» What is required: Can you transcribe every record below exactly as it appears?

» Extracted entries:
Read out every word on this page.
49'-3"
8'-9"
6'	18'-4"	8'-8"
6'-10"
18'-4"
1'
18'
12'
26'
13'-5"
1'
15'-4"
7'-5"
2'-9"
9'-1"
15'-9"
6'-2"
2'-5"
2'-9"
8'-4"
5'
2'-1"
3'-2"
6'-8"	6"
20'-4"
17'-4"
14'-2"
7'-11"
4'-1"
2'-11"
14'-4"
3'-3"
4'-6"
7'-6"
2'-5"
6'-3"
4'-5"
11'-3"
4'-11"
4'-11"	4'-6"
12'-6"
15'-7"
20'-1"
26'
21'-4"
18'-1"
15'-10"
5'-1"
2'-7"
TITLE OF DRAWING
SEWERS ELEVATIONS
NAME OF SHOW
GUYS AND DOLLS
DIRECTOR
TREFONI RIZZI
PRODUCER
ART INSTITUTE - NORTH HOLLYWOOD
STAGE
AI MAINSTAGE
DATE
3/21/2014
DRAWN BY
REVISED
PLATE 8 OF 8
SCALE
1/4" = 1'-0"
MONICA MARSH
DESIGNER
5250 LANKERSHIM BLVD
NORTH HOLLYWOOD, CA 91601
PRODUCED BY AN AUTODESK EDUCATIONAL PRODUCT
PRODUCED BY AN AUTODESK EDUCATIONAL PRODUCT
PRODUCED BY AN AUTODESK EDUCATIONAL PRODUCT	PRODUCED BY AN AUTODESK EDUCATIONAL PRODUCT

» Final result:
Read out every word on this page.
49'-3"
8'-9"
6'	18'-4"	8'-8"
6'-10"
18'-4"
1'
18'
12'
26'
13'-5"
1'
15'-4"
7'-5"
2'-9"
9'-1"
15'-9"
6'-2"
2'-5"
2'-9"
8'-4"
5'
2'-1"
3'-2"
6'-8"	6"
20'-4"
17'-4"
14'-2"
7'-11"
4'-1"
2'-11"
14'-4"
3'-3"
4'-6"
7'-6"
2'-5"
6'-3"
4'-5"
11'-3"
4'-11"
4'-11"	4'-6"
12'-6"
15'-7"
20'-1"
26'
21'-4"
18'-1"
15'-10"
5'-1"
2'-7"
TITLE OF DRAWING
SEWERS ELEVATIONS
NAME OF SHOW
GUYS AND DOLLS
DIRECTOR
TREFONI RIZZI
PRODUCER
ART INSTITUTE - NORTH HOLLYWOOD
STAGE
AI MAINSTAGE
DATE
3/21/2014
DRAWN BY
REVISED
PLATE 8 OF 8
SCALE
1/4" = 1'-0"
MONICA MARSH
DESIGNER
5250 LANKERSHIM BLVD
NORTH HOLLYWOOD, CA 91601
PRODUCED BY AN AUTODESK EDUCATIONAL PRODUCT
PRODUCED BY AN AUTODESK EDUCATIONAL PRODUCT
PRODUCED BY AN AUTODESK EDUCATIONAL PRODUCT	PRODUCED BY AN AUTODESK EDUCATIONAL PRODUCT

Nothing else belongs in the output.